#### Exercise aim:
All of the data that follows should be retyped exactly, please, except the pictures.
--------------------------------
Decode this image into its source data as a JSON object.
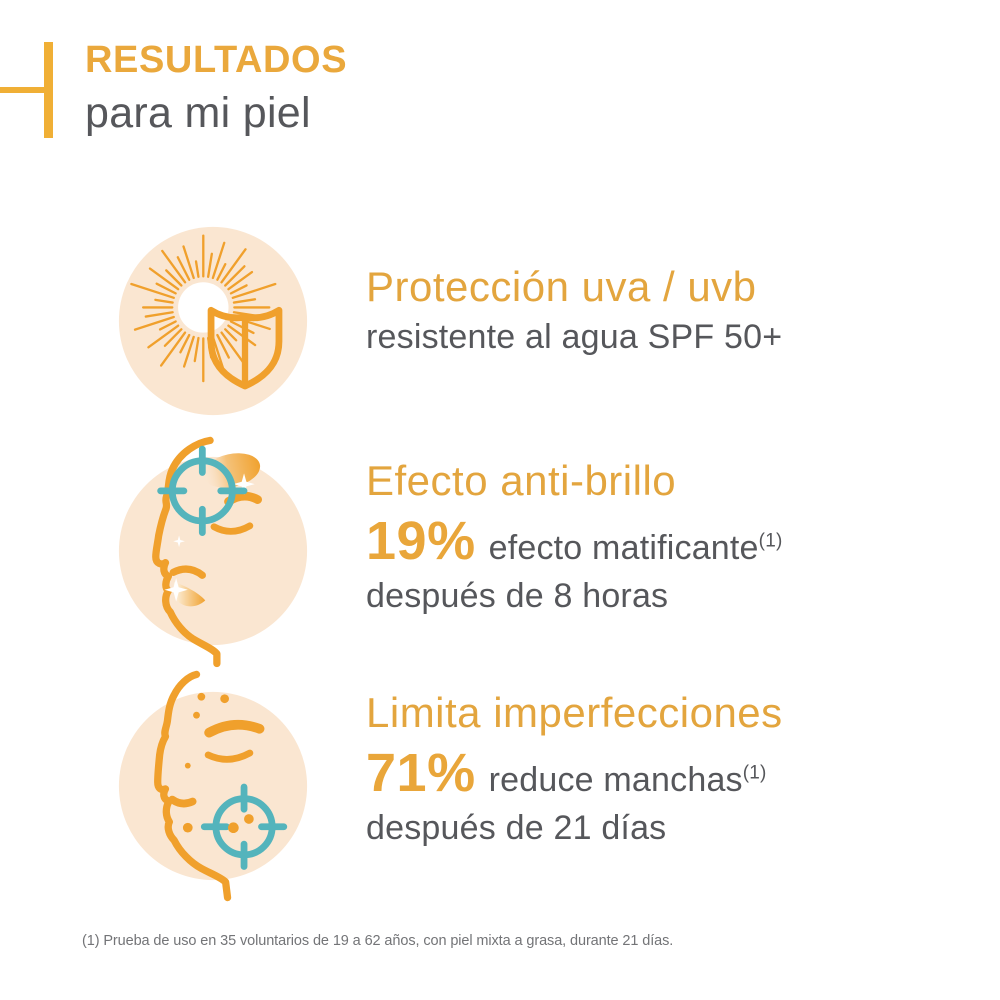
{
  "header": {
    "title": "RESULTADOS",
    "subtitle": "para mi piel"
  },
  "sections": [
    {
      "icon": "sun-shield-icon",
      "heading": "Protección uva / uvb",
      "detail": "resistente al agua SPF 50+"
    },
    {
      "icon": "face-crosshair-forehead-icon",
      "heading": "Efecto anti-brillo",
      "stat_value": "19%",
      "stat_label": "efecto matificante",
      "footnote_ref": "(1)",
      "duration": "después de 8 horas"
    },
    {
      "icon": "face-spots-crosshair-chin-icon",
      "heading": "Limita imperfecciones",
      "stat_value": "71%",
      "stat_label": "reduce manchas",
      "footnote_ref": "(1)",
      "duration": "después de 21 días"
    }
  ],
  "footnote": "(1) Prueba de uso en 35 voluntarios de 19 a 62 años, con piel mixta a grasa, durante 21 días.",
  "colors": {
    "accent-bold": "#EAA83C",
    "accent-heading": "#E3A53E",
    "accent-stat": "#E9A63A",
    "accent-bar": "#F0AF35",
    "icon-orange": "#F0A02C",
    "peach": "#FAE6D1",
    "teal": "#54B4BC",
    "text-dark": "#56575B",
    "text-footnote": "#737477",
    "background": "#FFFFFF"
  }
}
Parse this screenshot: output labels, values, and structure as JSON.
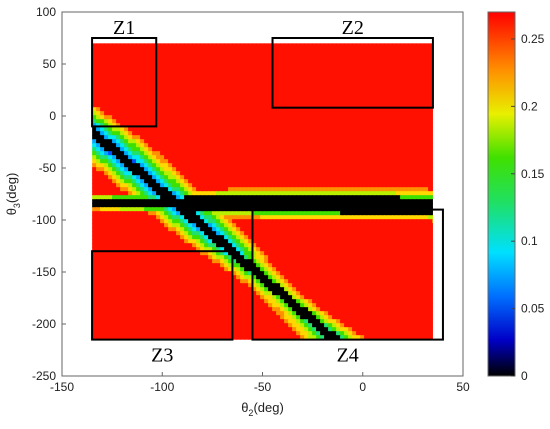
{
  "chart_data": {
    "type": "heatmap",
    "xlabel_main": "θ",
    "xlabel_sub": "2",
    "xlabel_unit": "(deg)",
    "ylabel_main": "θ",
    "ylabel_sub": "3",
    "ylabel_unit": "(deg)",
    "xlim": [
      -150,
      50
    ],
    "ylim": [
      -250,
      100
    ],
    "xticks": [
      -150,
      -100,
      -50,
      0,
      50
    ],
    "yticks": [
      -250,
      -200,
      -150,
      -100,
      -50,
      0,
      50,
      100
    ],
    "data_extent": {
      "x": [
        -135,
        35
      ],
      "y": [
        -215,
        70
      ]
    },
    "colorbar": {
      "range": [
        0,
        0.27
      ],
      "ticks": [
        0,
        0.05,
        0.1,
        0.15,
        0.2,
        0.25
      ],
      "colormap": "jet",
      "top_color": "#ff0000",
      "bottom_color": "#000000"
    },
    "grid": false,
    "regions": [
      {
        "label": "Z1",
        "x": [
          -135,
          -103
        ],
        "y": [
          -10,
          75
        ]
      },
      {
        "label": "Z2",
        "x": [
          -45,
          35
        ],
        "y": [
          8,
          75
        ]
      },
      {
        "label": "Z3",
        "x": [
          -135,
          -65
        ],
        "y": [
          -215,
          -130
        ]
      },
      {
        "label": "Z4",
        "x": [
          -55,
          40
        ],
        "y": [
          -215,
          -90
        ]
      }
    ]
  }
}
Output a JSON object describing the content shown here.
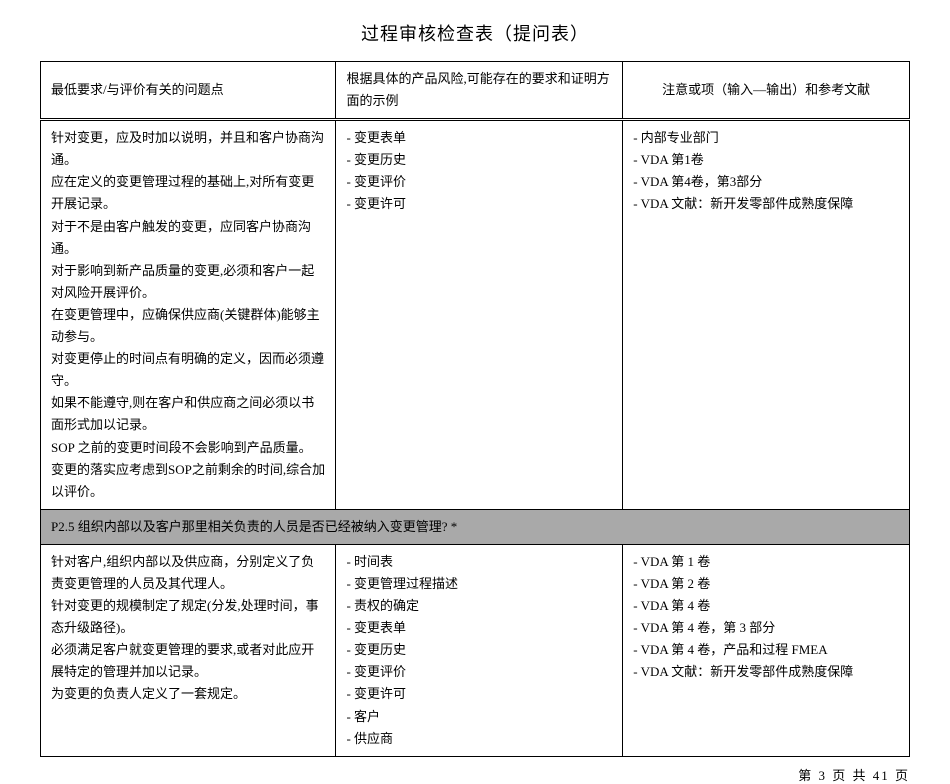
{
  "title": "过程审核检查表（提问表）",
  "headers": {
    "col1": "最低要求/与评价有关的问题点",
    "col2": "根据具体的产品风险,可能存在的要求和证明方面的示例",
    "col3": "注意或项（输入—输出）和参考文献"
  },
  "row1": {
    "col1_lines": [
      "针对变更，应及时加以说明，并且和客户协商沟通。",
      "应在定义的变更管理过程的基础上,对所有变更开展记录。",
      "对于不是由客户触发的变更，应同客户协商沟通。",
      "对于影响到新产品质量的变更,必须和客户一起对风险开展评价。",
      "在变更管理中，应确保供应商(关键群体)能够主动参与。",
      "对变更停止的时间点有明确的定义，因而必须遵守。",
      "如果不能遵守,则在客户和供应商之间必须以书面形式加以记录。",
      "SOP 之前的变更时间段不会影响到产品质量。",
      "变更的落实应考虑到SOP之前剩余的时间,综合加以评价。"
    ],
    "col2_items": [
      "- 变更表单",
      "- 变更历史",
      "- 变更评价",
      "- 变更许可"
    ],
    "col3_items": [
      "- 内部专业部门",
      "",
      "- VDA 第1卷",
      "- VDA 第4卷，第3部分",
      "- VDA 文献：新开发零部件成熟度保障"
    ]
  },
  "section_header": "P2.5 组织内部以及客户那里相关负责的人员是否已经被纳入变更管理? *",
  "row2": {
    "col1_lines": [
      "针对客户,组织内部以及供应商，分别定义了负责变更管理的人员及其代理人。",
      "针对变更的规模制定了规定(分发,处理时间，事态升级路径)。",
      "必须满足客户就变更管理的要求,或者对此应开展特定的管理并加以记录。",
      "为变更的负责人定义了一套规定。"
    ],
    "col2_items": [
      "- 时间表",
      "- 变更管理过程描述",
      "- 责权的确定",
      "- 变更表单",
      "- 变更历史",
      "- 变更评价",
      "- 变更许可",
      "- 客户",
      "- 供应商"
    ],
    "col3_items": [
      "- VDA 第 1 卷",
      "- VDA 第 2 卷",
      "- VDA 第 4 卷",
      "- VDA 第 4 卷，第 3 部分",
      "- VDA 第 4 卷，产品和过程 FMEA",
      "- VDA 文献：新开发零部件成熟度保障"
    ]
  },
  "footer": "第 3 页 共 41 页"
}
--------------------------------
#### Output:
Decode this image into its source data as a JSON object.
{
  "header": {
    "title": "RESULTADOS",
    "subtitle": "para mi piel"
  },
  "sections": [
    {
      "icon": "sun-shield-icon",
      "heading": "Protección uva / uvb",
      "detail": "resistente al agua SPF 50+"
    },
    {
      "icon": "face-crosshair-forehead-icon",
      "heading": "Efecto anti-brillo",
      "stat_value": "19%",
      "stat_label": "efecto matificante",
      "footnote_ref": "(1)",
      "duration": "después de 8 horas"
    },
    {
      "icon": "face-spots-crosshair-chin-icon",
      "heading": "Limita imperfecciones",
      "stat_value": "71%",
      "stat_label": "reduce manchas",
      "footnote_ref": "(1)",
      "duration": "después de 21 días"
    }
  ],
  "footnote": "(1) Prueba de uso en 35 voluntarios de 19 a 62 años, con piel mixta a grasa, durante 21 días.",
  "colors": {
    "accent-bold": "#EAA83C",
    "accent-heading": "#E3A53E",
    "accent-stat": "#E9A63A",
    "accent-bar": "#F0AF35",
    "icon-orange": "#F0A02C",
    "peach": "#FAE6D1",
    "teal": "#54B4BC",
    "text-dark": "#56575B",
    "text-footnote": "#737477",
    "background": "#FFFFFF"
  }
}
Parse this screenshot: output labels, values, and structure as JSON.
{
  "chart_data": {
    "type": "heatmap",
    "xlabel_main": "θ",
    "xlabel_sub": "2",
    "xlabel_unit": "(deg)",
    "ylabel_main": "θ",
    "ylabel_sub": "3",
    "ylabel_unit": "(deg)",
    "xlim": [
      -150,
      50
    ],
    "ylim": [
      -250,
      100
    ],
    "xticks": [
      -150,
      -100,
      -50,
      0,
      50
    ],
    "yticks": [
      -250,
      -200,
      -150,
      -100,
      -50,
      0,
      50,
      100
    ],
    "data_extent": {
      "x": [
        -135,
        35
      ],
      "y": [
        -215,
        70
      ]
    },
    "colorbar": {
      "range": [
        0,
        0.27
      ],
      "ticks": [
        0,
        0.05,
        0.1,
        0.15,
        0.2,
        0.25
      ],
      "colormap": "jet",
      "top_color": "#ff0000",
      "bottom_color": "#000000"
    },
    "grid": false,
    "regions": [
      {
        "label": "Z1",
        "x": [
          -135,
          -103
        ],
        "y": [
          -10,
          75
        ]
      },
      {
        "label": "Z2",
        "x": [
          -45,
          35
        ],
        "y": [
          8,
          75
        ]
      },
      {
        "label": "Z3",
        "x": [
          -135,
          -65
        ],
        "y": [
          -215,
          -130
        ]
      },
      {
        "label": "Z4",
        "x": [
          -55,
          40
        ],
        "y": [
          -215,
          -90
        ]
      }
    ]
  }
}
Output a JSON object describing the content shown here.
{
  "title": "过程审核检查表（提问表）",
  "headers": {
    "col1": "最低要求/与评价有关的问题点",
    "col2": "根据具体的产品风险,可能存在的要求和证明方面的示例",
    "col3": "注意或项（输入—输出）和参考文献"
  },
  "row1": {
    "col1_lines": [
      "针对变更，应及时加以说明，并且和客户协商沟通。",
      "应在定义的变更管理过程的基础上,对所有变更开展记录。",
      "对于不是由客户触发的变更，应同客户协商沟通。",
      "对于影响到新产品质量的变更,必须和客户一起对风险开展评价。",
      "在变更管理中，应确保供应商(关键群体)能够主动参与。",
      "对变更停止的时间点有明确的定义，因而必须遵守。",
      "如果不能遵守,则在客户和供应商之间必须以书面形式加以记录。",
      "SOP 之前的变更时间段不会影响到产品质量。",
      "变更的落实应考虑到SOP之前剩余的时间,综合加以评价。"
    ],
    "col2_items": [
      "- 变更表单",
      "- 变更历史",
      "- 变更评价",
      "- 变更许可"
    ],
    "col3_items": [
      "- 内部专业部门",
      "",
      "- VDA 第1卷",
      "- VDA 第4卷，第3部分",
      "- VDA 文献：新开发零部件成熟度保障"
    ]
  },
  "section_header": "P2.5 组织内部以及客户那里相关负责的人员是否已经被纳入变更管理? *",
  "row2": {
    "col1_lines": [
      "针对客户,组织内部以及供应商，分别定义了负责变更管理的人员及其代理人。",
      "针对变更的规模制定了规定(分发,处理时间，事态升级路径)。",
      "必须满足客户就变更管理的要求,或者对此应开展特定的管理并加以记录。",
      "为变更的负责人定义了一套规定。"
    ],
    "col2_items": [
      "- 时间表",
      "- 变更管理过程描述",
      "- 责权的确定",
      "- 变更表单",
      "- 变更历史",
      "- 变更评价",
      "- 变更许可",
      "- 客户",
      "- 供应商"
    ],
    "col3_items": [
      "- VDA 第 1 卷",
      "- VDA 第 2 卷",
      "- VDA 第 4 卷",
      "- VDA 第 4 卷，第 3 部分",
      "- VDA 第 4 卷，产品和过程 FMEA",
      "- VDA 文献：新开发零部件成熟度保障"
    ]
  },
  "footer": "第 3 页 共 41 页"
}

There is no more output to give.